* [RECORDS PROVIDED]
--------------------------------------------------

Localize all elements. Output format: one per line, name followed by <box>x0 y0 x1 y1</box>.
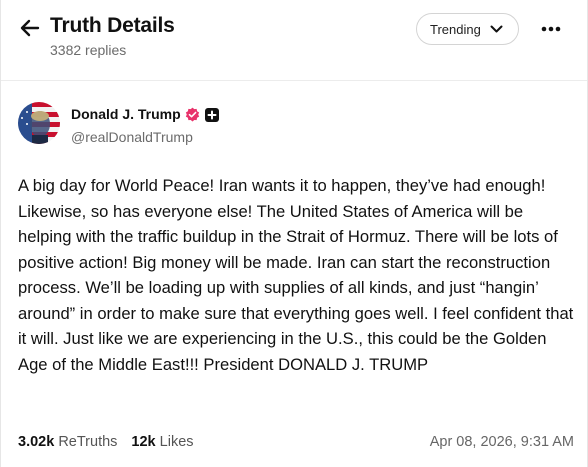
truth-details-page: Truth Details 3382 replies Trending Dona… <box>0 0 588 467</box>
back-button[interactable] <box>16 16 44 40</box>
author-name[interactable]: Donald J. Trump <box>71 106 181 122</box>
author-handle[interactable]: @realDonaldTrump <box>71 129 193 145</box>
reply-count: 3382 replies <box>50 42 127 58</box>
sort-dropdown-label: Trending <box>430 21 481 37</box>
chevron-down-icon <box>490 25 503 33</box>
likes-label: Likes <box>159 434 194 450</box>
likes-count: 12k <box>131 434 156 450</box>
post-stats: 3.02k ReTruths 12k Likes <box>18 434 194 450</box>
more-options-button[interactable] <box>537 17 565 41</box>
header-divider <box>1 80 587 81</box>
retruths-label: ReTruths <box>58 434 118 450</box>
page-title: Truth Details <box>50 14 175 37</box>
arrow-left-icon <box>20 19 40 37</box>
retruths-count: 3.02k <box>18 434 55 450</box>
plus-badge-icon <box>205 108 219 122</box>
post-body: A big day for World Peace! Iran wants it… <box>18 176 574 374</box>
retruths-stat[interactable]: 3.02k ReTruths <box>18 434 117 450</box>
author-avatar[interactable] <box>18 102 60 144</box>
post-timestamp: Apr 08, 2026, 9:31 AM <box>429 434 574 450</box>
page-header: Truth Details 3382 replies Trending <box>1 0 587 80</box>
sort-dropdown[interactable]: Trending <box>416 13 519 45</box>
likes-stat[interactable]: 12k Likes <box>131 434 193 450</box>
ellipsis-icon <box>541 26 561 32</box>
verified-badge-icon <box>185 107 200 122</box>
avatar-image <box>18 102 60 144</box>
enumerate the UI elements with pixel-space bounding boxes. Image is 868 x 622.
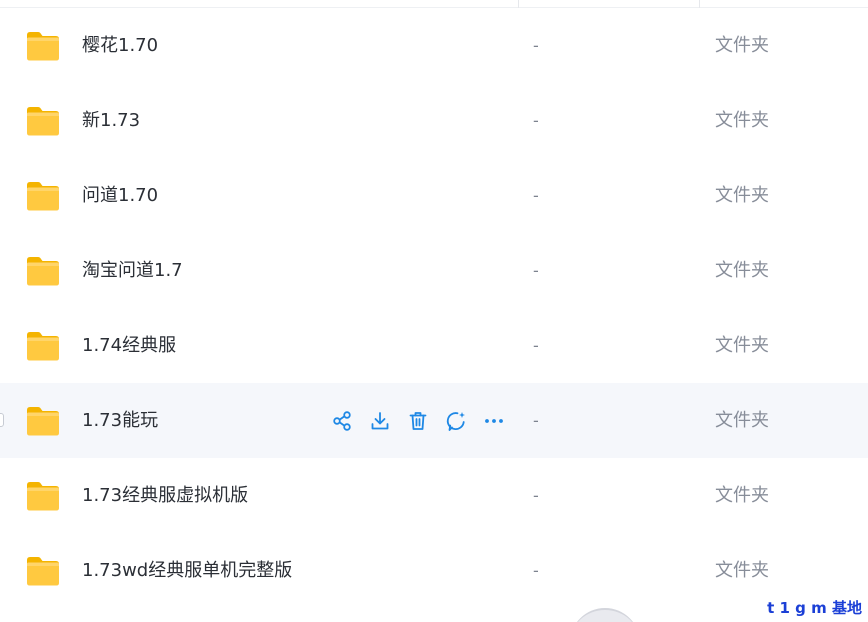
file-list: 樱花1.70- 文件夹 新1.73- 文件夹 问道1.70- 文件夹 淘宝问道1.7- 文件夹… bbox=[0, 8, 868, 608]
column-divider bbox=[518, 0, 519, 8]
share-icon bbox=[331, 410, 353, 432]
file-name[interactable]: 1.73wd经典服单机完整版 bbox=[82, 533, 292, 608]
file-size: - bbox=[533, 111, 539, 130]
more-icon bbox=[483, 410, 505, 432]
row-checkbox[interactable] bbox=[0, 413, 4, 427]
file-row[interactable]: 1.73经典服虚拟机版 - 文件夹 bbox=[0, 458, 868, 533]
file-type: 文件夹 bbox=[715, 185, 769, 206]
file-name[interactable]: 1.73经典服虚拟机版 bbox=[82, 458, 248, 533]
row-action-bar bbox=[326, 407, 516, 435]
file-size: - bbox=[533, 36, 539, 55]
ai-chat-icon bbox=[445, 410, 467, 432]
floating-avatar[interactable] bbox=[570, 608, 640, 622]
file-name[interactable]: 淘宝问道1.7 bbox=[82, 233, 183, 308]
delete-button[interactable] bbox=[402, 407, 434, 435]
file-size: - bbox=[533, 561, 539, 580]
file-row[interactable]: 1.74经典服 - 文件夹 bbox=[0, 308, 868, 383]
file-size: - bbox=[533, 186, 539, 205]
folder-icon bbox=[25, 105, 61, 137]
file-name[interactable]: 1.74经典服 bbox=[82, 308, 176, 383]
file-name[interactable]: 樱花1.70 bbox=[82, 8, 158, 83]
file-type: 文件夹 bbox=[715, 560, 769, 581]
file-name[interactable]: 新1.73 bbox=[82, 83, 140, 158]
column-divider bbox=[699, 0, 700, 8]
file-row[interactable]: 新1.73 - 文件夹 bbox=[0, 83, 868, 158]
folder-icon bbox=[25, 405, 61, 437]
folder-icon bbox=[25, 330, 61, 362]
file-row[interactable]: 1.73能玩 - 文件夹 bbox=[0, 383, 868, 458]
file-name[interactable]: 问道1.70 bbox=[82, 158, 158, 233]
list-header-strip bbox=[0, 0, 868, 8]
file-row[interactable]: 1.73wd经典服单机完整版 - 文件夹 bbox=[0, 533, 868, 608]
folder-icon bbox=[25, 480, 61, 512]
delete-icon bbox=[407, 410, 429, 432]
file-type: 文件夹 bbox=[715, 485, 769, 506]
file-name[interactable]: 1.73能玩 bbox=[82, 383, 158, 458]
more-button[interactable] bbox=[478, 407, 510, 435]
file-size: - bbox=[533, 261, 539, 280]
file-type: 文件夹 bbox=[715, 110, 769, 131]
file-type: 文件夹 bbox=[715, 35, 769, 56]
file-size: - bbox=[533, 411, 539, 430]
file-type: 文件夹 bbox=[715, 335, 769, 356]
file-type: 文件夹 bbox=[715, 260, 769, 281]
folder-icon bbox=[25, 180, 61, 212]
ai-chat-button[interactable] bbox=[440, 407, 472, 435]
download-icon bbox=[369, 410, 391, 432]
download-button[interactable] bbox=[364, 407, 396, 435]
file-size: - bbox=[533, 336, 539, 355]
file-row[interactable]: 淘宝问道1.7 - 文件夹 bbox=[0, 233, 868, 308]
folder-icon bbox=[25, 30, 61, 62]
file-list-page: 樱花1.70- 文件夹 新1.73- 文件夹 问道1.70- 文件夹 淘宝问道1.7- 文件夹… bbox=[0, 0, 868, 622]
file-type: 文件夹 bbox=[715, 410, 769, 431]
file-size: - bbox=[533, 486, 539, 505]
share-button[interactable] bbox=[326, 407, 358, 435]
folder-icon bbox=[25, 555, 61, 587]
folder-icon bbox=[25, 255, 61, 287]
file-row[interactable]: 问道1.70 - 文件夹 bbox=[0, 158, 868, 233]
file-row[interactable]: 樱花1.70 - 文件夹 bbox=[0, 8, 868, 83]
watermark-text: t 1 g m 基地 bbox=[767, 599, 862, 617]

--------------------------------------------------

* [TASK DETAILS]
Copy all the records above line for line, with no changes, and omit the pictures from your answer.

* [EXPECTED ANSWER]
Localize all elements. Output format: one per line, name followed by <box>x0 y0 x1 y1</box>.
truth-details-page: Truth Details 3382 replies Trending Dona… <box>0 0 588 467</box>
back-button[interactable] <box>16 16 44 40</box>
author-name[interactable]: Donald J. Trump <box>71 106 181 122</box>
author-handle[interactable]: @realDonaldTrump <box>71 129 193 145</box>
reply-count: 3382 replies <box>50 42 127 58</box>
sort-dropdown-label: Trending <box>430 21 481 37</box>
chevron-down-icon <box>490 25 503 33</box>
likes-label: Likes <box>159 434 194 450</box>
likes-count: 12k <box>131 434 156 450</box>
post-stats: 3.02k ReTruths 12k Likes <box>18 434 194 450</box>
more-options-button[interactable] <box>537 17 565 41</box>
header-divider <box>1 80 587 81</box>
retruths-label: ReTruths <box>58 434 118 450</box>
page-title: Truth Details <box>50 14 175 37</box>
arrow-left-icon <box>20 19 40 37</box>
retruths-count: 3.02k <box>18 434 55 450</box>
plus-badge-icon <box>205 108 219 122</box>
post-body: A big day for World Peace! Iran wants it… <box>18 176 574 374</box>
retruths-stat[interactable]: 3.02k ReTruths <box>18 434 117 450</box>
author-avatar[interactable] <box>18 102 60 144</box>
post-timestamp: Apr 08, 2026, 9:31 AM <box>429 434 574 450</box>
page-header: Truth Details 3382 replies Trending <box>1 0 587 80</box>
sort-dropdown[interactable]: Trending <box>416 13 519 45</box>
likes-stat[interactable]: 12k Likes <box>131 434 193 450</box>
ellipsis-icon <box>541 26 561 32</box>
verified-badge-icon <box>185 107 200 122</box>
avatar-image <box>18 102 60 144</box>
enumerate the UI elements with pixel-space bounding boxes. Image is 868 x 622.
file-list: 樱花1.70- 文件夹 新1.73- 文件夹 问道1.70- 文件夹 淘宝问道1.7- 文件夹… bbox=[0, 8, 868, 608]
column-divider bbox=[518, 0, 519, 8]
share-icon bbox=[331, 410, 353, 432]
file-name[interactable]: 1.73wd经典服单机完整版 bbox=[82, 533, 292, 608]
file-size: - bbox=[533, 111, 539, 130]
more-icon bbox=[483, 410, 505, 432]
row-checkbox[interactable] bbox=[0, 413, 4, 427]
file-row[interactable]: 1.73经典服虚拟机版 - 文件夹 bbox=[0, 458, 868, 533]
file-type: 文件夹 bbox=[715, 185, 769, 206]
file-name[interactable]: 1.73经典服虚拟机版 bbox=[82, 458, 248, 533]
row-action-bar bbox=[326, 407, 516, 435]
file-size: - bbox=[533, 36, 539, 55]
ai-chat-icon bbox=[445, 410, 467, 432]
floating-avatar[interactable] bbox=[570, 608, 640, 622]
file-name[interactable]: 淘宝问道1.7 bbox=[82, 233, 183, 308]
delete-button[interactable] bbox=[402, 407, 434, 435]
file-size: - bbox=[533, 561, 539, 580]
file-row[interactable]: 1.74经典服 - 文件夹 bbox=[0, 308, 868, 383]
file-size: - bbox=[533, 186, 539, 205]
folder-icon bbox=[25, 105, 61, 137]
file-name[interactable]: 1.74经典服 bbox=[82, 308, 176, 383]
file-name[interactable]: 樱花1.70 bbox=[82, 8, 158, 83]
file-type: 文件夹 bbox=[715, 560, 769, 581]
file-name[interactable]: 新1.73 bbox=[82, 83, 140, 158]
column-divider bbox=[699, 0, 700, 8]
file-row[interactable]: 新1.73 - 文件夹 bbox=[0, 83, 868, 158]
folder-icon bbox=[25, 405, 61, 437]
folder-icon bbox=[25, 330, 61, 362]
file-row[interactable]: 1.73能玩 - 文件夹 bbox=[0, 383, 868, 458]
file-name[interactable]: 问道1.70 bbox=[82, 158, 158, 233]
list-header-strip bbox=[0, 0, 868, 8]
file-row[interactable]: 1.73wd经典服单机完整版 - 文件夹 bbox=[0, 533, 868, 608]
folder-icon bbox=[25, 480, 61, 512]
delete-icon bbox=[407, 410, 429, 432]
file-type: 文件夹 bbox=[715, 485, 769, 506]
file-name[interactable]: 1.73能玩 bbox=[82, 383, 158, 458]
more-button[interactable] bbox=[478, 407, 510, 435]
file-size: - bbox=[533, 261, 539, 280]
file-type: 文件夹 bbox=[715, 110, 769, 131]
file-type: 文件夹 bbox=[715, 35, 769, 56]
file-size: - bbox=[533, 411, 539, 430]
file-type: 文件夹 bbox=[715, 335, 769, 356]
file-type: 文件夹 bbox=[715, 260, 769, 281]
folder-icon bbox=[25, 180, 61, 212]
ai-chat-button[interactable] bbox=[440, 407, 472, 435]
download-icon bbox=[369, 410, 391, 432]
download-button[interactable] bbox=[364, 407, 396, 435]
file-size: - bbox=[533, 336, 539, 355]
file-row[interactable]: 淘宝问道1.7 - 文件夹 bbox=[0, 233, 868, 308]
folder-icon bbox=[25, 30, 61, 62]
file-list-page: 樱花1.70- 文件夹 新1.73- 文件夹 问道1.70- 文件夹 淘宝问道1.7- 文件夹… bbox=[0, 0, 868, 622]
file-type: 文件夹 bbox=[715, 410, 769, 431]
file-size: - bbox=[533, 486, 539, 505]
share-button[interactable] bbox=[326, 407, 358, 435]
folder-icon bbox=[25, 555, 61, 587]
folder-icon bbox=[25, 255, 61, 287]
file-row[interactable]: 问道1.70 - 文件夹 bbox=[0, 158, 868, 233]
file-row[interactable]: 樱花1.70 - 文件夹 bbox=[0, 8, 868, 83]
watermark-text: t 1 g m 基地 bbox=[767, 599, 862, 617]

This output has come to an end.